* Start Data shown *
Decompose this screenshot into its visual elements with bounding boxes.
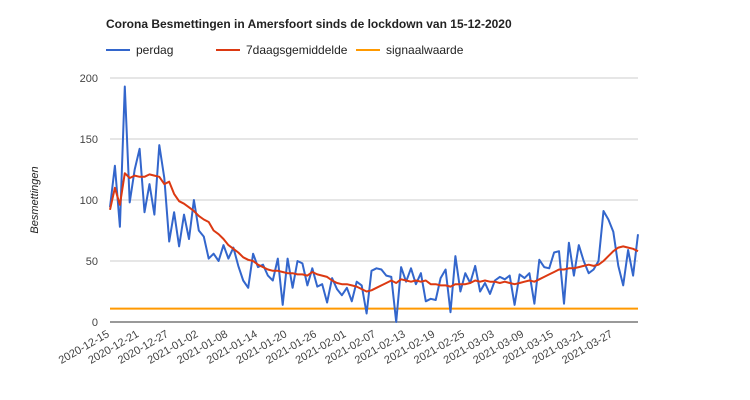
y-axis-label: Besmettingen: [29, 166, 41, 233]
chart-title: Corona Besmettingen in Amersfoort sinds …: [106, 17, 512, 31]
series-7daagsgemiddelde-line: [109, 172, 639, 293]
x-axis-ticks: 2020-12-152020-12-212020-12-272021-01-02…: [57, 328, 615, 367]
legend-label-perdag: perdag: [136, 43, 173, 57]
legend-label-7daagsgemiddelde: 7daagsgemiddelde: [246, 43, 348, 57]
y-tick-label: 50: [86, 256, 98, 268]
y-tick-label: 200: [80, 73, 98, 85]
legend-label-signaalwaarde: signaalwaarde: [386, 43, 464, 57]
y-axis-ticks: 0 50 100 150 200: [80, 73, 98, 329]
y-tick-label: 100: [80, 195, 98, 207]
gridlines: [110, 77, 638, 323]
y-tick-label: 0: [92, 317, 98, 329]
y-tick-label: 150: [80, 134, 98, 146]
chart-legend: perdag 7daagsgemiddelde signaalwaarde: [106, 43, 464, 57]
series-perdag-line: [109, 85, 639, 323]
series-lines: [109, 85, 639, 323]
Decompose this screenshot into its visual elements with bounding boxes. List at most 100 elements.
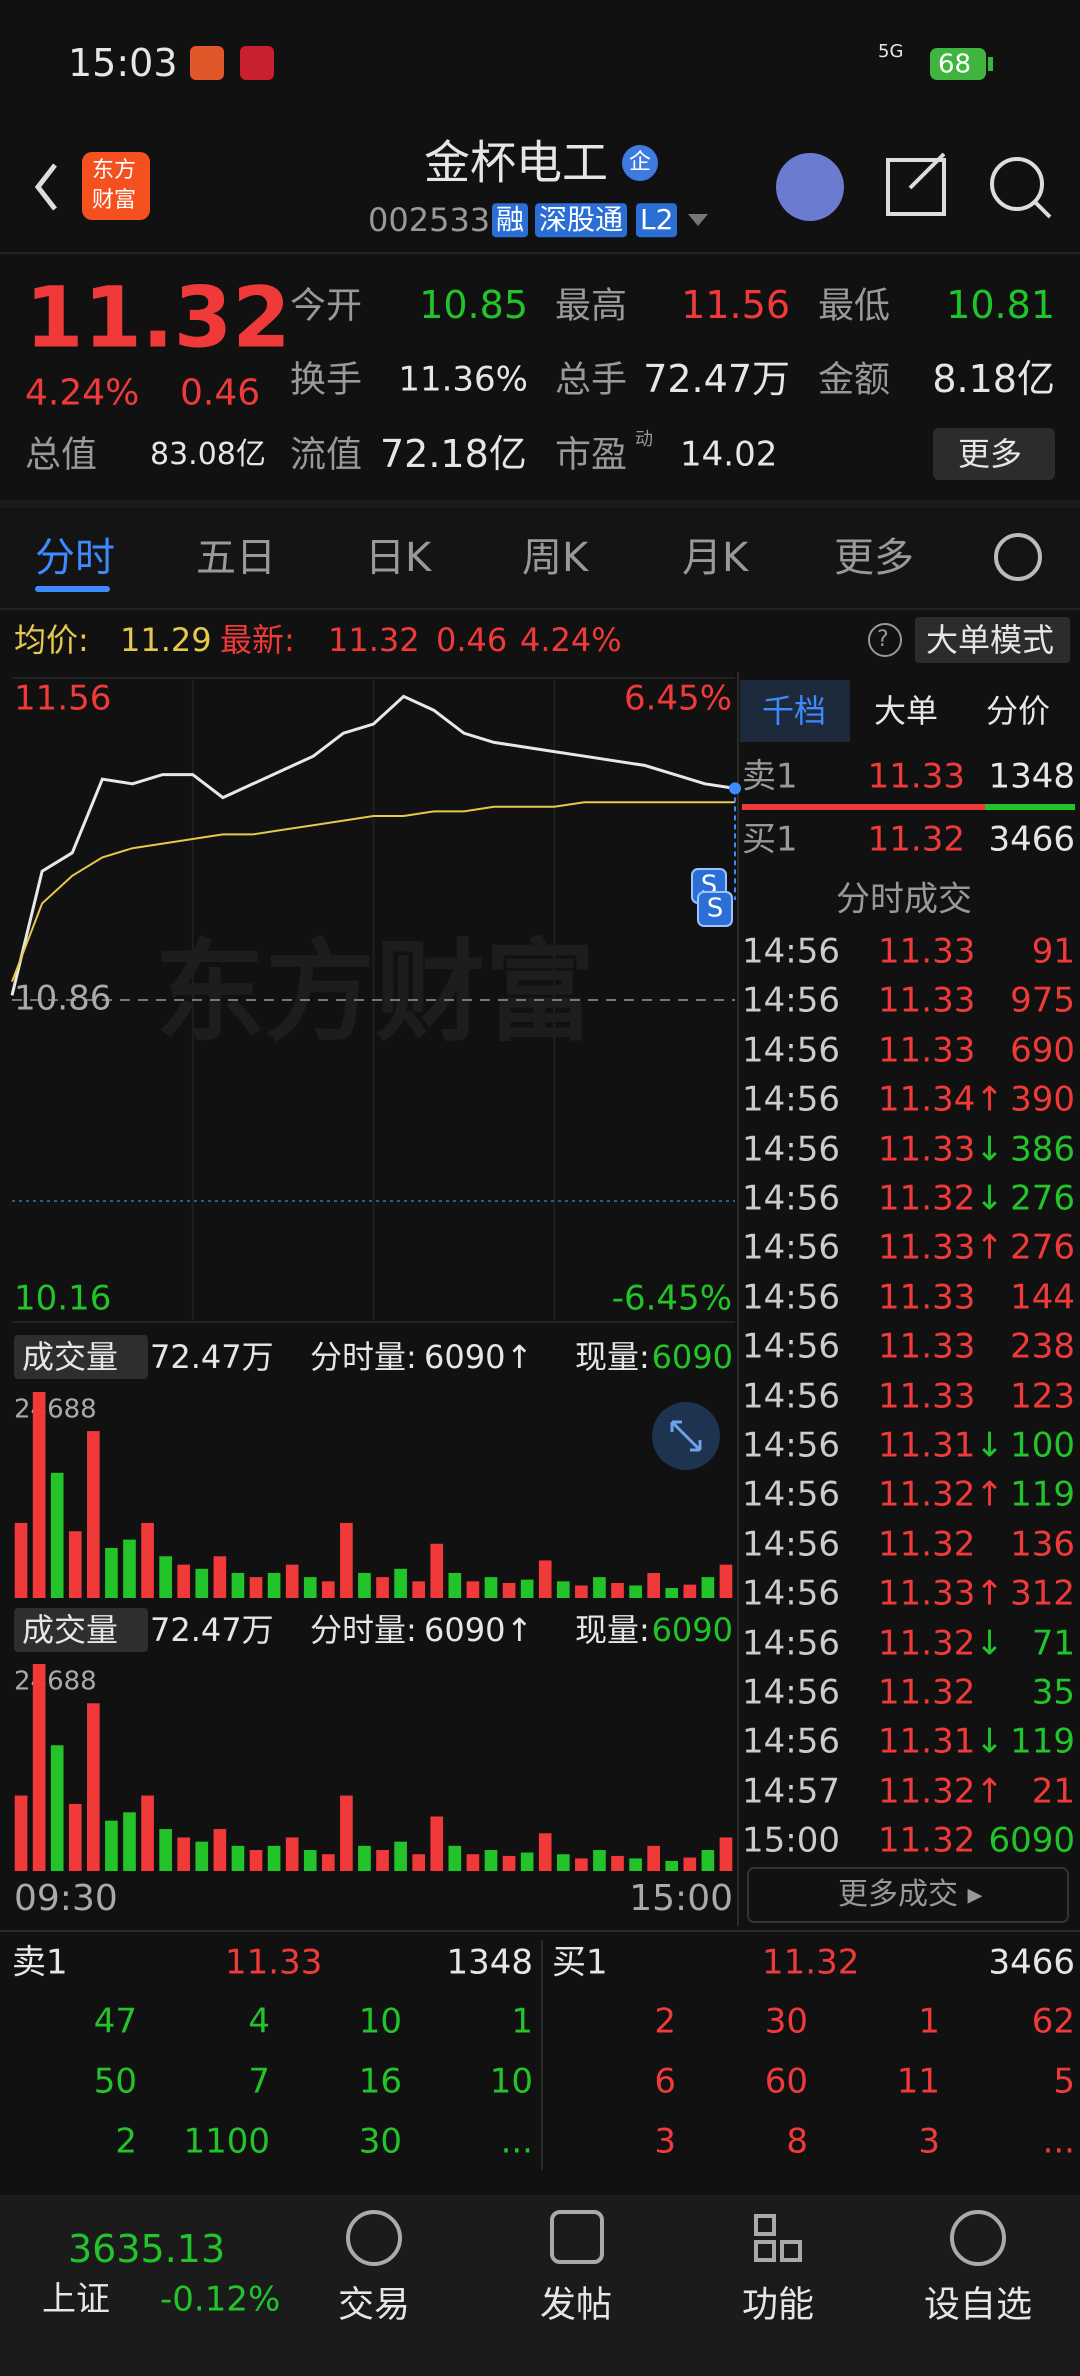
* End Data shown *
* _Your objective_: Can you reproduce every line of the entries above word for word, omitting the pictures?

* _Answer to the exercise_:
Decompose this screenshot into its visual elements with bounding boxes.
y-axis-label: Besmettingen: [29, 166, 41, 233]
chart-title: Corona Besmettingen in Amersfoort sinds …: [106, 17, 512, 31]
series-7daagsgemiddelde-line: [109, 172, 639, 293]
x-axis-ticks: 2020-12-152020-12-212020-12-272021-01-02…: [57, 328, 615, 367]
legend-label-perdag: perdag: [136, 43, 173, 57]
legend-label-7daagsgemiddelde: 7daagsgemiddelde: [246, 43, 348, 57]
y-tick-label: 50: [86, 256, 98, 268]
y-tick-label: 200: [80, 73, 98, 85]
legend-label-signaalwaarde: signaalwaarde: [386, 43, 464, 57]
y-axis-ticks: 0 50 100 150 200: [80, 73, 98, 329]
y-tick-label: 100: [80, 195, 98, 207]
gridlines: [110, 77, 638, 323]
y-tick-label: 0: [92, 317, 98, 329]
y-tick-label: 150: [80, 134, 98, 146]
chart-legend: perdag 7daagsgemiddelde signaalwaarde: [106, 43, 464, 57]
series-perdag-line: [109, 85, 639, 323]
series-lines: [109, 85, 639, 323]
Decompose this screenshot into its visual elements with bounding boxes. List at most 100 elements.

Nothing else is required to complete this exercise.